Challenge: In the material below, the lines containing the word "reach" are required; copy each of them.

%%

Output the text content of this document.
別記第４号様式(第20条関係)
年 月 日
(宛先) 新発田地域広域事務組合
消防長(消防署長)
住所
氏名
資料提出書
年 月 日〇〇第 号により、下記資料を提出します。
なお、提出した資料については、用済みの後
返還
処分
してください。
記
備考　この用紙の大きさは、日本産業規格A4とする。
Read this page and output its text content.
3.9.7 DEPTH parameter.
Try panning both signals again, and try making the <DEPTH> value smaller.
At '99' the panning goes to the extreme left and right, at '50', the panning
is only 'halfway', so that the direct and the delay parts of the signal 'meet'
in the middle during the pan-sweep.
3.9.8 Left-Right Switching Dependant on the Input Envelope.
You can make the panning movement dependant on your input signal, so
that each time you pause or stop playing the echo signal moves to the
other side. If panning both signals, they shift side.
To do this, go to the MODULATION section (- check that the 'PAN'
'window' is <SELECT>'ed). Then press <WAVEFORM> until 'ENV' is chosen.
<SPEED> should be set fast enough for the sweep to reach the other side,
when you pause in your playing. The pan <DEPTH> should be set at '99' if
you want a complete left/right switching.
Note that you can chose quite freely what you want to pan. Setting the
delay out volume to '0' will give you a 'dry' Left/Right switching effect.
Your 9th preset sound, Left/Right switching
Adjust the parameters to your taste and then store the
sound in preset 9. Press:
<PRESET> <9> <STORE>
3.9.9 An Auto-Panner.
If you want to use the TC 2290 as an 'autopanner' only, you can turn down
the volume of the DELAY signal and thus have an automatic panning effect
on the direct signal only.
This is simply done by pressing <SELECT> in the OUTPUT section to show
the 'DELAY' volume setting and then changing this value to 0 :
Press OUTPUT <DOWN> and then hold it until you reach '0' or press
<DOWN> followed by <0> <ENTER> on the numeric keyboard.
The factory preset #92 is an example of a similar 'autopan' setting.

%%

Output for this exercise:
<SPEED> should be set fast enough for the sweep to reach the other side,
Press OUTPUT <DOWN> and then hold it until you reach '0' or press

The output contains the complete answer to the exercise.